**Your goal**. Collect every line that includes the string "национальной".

Data records:
+++++

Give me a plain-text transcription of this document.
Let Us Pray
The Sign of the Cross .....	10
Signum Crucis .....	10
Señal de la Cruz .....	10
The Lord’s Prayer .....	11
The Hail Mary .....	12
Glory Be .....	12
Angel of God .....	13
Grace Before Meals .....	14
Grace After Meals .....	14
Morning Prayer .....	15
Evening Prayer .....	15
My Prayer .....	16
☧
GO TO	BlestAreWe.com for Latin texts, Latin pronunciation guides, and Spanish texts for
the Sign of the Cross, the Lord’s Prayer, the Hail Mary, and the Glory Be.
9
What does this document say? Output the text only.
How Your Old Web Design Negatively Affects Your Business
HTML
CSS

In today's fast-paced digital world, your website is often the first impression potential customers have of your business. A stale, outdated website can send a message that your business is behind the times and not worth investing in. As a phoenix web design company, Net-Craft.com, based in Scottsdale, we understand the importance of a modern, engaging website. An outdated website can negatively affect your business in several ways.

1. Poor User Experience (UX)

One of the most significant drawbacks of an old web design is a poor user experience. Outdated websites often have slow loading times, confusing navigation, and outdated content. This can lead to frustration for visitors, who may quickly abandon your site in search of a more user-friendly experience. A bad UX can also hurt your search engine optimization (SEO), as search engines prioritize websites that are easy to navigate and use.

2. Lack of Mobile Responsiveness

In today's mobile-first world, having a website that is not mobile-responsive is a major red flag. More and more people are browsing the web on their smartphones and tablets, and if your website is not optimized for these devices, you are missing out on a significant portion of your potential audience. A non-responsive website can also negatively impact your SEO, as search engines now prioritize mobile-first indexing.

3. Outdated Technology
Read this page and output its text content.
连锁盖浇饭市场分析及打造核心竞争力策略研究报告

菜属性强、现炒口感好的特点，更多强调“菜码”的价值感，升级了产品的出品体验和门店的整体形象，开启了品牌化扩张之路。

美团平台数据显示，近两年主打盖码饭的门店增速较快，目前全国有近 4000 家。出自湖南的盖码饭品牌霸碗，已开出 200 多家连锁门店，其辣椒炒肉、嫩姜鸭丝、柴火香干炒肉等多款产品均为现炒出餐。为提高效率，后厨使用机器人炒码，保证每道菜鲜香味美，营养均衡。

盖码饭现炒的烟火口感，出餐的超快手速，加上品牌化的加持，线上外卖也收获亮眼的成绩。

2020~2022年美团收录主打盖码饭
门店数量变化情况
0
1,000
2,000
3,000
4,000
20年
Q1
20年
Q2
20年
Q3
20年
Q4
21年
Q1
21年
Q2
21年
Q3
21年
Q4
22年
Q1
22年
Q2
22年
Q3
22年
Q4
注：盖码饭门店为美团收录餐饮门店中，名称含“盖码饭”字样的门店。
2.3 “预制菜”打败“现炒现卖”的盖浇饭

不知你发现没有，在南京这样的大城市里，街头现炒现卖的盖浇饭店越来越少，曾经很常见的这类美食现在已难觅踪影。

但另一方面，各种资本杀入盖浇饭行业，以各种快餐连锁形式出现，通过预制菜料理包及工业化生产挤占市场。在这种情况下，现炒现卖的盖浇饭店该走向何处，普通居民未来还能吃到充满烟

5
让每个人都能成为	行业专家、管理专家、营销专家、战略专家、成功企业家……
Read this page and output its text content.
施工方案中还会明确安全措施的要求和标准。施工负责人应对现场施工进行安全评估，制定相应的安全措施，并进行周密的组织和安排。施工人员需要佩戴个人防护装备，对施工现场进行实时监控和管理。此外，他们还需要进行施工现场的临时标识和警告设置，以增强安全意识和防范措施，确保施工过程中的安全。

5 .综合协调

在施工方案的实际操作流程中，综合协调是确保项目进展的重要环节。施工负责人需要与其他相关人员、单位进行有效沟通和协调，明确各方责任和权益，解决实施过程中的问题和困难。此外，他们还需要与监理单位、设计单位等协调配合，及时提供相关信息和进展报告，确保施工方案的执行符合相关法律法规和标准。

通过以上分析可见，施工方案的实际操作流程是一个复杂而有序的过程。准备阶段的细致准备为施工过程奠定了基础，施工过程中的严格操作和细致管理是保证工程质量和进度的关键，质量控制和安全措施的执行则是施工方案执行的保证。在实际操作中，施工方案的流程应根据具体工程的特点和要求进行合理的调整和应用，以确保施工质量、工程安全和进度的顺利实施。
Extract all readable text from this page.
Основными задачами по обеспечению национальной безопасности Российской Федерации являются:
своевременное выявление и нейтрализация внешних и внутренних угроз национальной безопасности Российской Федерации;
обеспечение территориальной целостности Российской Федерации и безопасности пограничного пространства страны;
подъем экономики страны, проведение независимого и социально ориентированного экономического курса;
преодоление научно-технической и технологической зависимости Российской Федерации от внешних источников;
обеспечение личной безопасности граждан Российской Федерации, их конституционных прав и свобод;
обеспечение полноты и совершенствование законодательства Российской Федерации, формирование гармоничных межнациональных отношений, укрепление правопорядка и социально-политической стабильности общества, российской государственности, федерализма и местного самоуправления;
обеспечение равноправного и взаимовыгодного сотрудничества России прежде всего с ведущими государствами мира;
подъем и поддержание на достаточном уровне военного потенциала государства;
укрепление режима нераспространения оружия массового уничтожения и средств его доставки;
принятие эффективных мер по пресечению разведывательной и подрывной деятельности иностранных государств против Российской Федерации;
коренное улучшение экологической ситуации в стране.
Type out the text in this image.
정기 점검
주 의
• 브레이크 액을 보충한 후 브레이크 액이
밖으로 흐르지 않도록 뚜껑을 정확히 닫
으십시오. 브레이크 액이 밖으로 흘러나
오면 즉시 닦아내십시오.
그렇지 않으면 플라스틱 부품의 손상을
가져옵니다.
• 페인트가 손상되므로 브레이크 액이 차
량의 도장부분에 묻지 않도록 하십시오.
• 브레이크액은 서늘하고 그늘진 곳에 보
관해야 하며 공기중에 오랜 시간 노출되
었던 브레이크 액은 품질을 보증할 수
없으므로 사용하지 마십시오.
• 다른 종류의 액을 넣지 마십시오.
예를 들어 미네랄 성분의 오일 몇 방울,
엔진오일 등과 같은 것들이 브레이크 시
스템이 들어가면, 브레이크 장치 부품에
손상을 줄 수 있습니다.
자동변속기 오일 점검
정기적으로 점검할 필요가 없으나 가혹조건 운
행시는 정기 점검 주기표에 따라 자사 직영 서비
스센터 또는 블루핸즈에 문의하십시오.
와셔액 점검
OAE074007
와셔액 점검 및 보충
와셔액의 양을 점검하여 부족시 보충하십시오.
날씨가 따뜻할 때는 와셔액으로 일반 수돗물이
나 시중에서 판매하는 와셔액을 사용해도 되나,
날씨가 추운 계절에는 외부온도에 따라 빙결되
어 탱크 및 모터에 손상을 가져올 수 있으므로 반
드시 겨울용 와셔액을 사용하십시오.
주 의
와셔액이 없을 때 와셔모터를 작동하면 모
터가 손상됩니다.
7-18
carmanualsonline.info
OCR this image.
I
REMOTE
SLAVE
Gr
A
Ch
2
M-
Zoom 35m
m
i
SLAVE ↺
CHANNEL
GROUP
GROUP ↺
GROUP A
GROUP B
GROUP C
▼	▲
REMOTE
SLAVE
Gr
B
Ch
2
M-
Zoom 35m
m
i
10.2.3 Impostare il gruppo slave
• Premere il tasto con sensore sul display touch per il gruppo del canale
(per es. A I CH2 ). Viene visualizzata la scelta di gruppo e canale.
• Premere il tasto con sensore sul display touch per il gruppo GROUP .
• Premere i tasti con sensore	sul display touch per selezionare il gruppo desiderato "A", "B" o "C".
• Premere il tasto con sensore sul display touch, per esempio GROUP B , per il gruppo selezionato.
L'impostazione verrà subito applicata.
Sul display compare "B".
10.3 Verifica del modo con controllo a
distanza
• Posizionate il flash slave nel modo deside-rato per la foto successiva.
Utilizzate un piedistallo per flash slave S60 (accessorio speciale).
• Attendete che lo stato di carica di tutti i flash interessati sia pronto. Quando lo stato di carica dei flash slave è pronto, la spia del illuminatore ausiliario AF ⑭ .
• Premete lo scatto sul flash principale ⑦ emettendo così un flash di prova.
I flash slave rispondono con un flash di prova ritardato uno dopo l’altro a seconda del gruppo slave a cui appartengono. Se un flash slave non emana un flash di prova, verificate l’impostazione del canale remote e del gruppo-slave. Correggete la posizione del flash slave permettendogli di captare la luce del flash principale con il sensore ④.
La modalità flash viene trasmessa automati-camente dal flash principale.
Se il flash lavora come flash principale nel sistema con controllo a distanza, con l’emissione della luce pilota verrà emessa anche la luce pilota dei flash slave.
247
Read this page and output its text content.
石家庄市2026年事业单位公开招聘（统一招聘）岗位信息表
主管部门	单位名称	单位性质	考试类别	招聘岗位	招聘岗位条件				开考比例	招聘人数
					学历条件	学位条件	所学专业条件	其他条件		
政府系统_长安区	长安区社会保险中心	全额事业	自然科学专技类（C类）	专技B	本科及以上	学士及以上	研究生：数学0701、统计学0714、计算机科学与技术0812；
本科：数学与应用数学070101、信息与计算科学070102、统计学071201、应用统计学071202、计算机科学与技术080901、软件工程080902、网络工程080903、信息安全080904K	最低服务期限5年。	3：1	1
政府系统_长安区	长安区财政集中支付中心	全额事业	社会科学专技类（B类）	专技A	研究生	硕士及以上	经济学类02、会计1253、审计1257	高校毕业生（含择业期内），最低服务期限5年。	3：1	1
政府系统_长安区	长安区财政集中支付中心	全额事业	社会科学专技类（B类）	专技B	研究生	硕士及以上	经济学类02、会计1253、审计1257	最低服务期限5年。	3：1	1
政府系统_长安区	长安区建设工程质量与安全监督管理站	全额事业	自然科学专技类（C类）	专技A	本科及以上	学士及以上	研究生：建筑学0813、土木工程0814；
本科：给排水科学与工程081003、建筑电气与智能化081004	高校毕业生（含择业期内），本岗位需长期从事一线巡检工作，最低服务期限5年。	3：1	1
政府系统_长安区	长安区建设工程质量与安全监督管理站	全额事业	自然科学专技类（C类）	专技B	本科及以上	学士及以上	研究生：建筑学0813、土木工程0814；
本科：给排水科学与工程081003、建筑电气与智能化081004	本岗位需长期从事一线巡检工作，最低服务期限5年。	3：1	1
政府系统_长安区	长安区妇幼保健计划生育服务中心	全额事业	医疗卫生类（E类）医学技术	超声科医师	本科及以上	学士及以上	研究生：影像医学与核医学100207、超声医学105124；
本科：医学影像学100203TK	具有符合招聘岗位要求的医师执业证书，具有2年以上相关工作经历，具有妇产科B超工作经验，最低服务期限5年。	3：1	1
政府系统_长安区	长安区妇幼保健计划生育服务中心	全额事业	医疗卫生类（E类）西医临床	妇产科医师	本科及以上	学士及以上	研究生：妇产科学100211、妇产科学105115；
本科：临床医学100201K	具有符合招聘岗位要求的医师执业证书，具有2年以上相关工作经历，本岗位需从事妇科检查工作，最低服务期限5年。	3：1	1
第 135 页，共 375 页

+++++

**The output**.
Основными задачами по обеспечению национальной безопасности Российской Федерации являются:
своевременное выявление и нейтрализация внешних и внутренних угроз национальной безопасности Российской Федерации;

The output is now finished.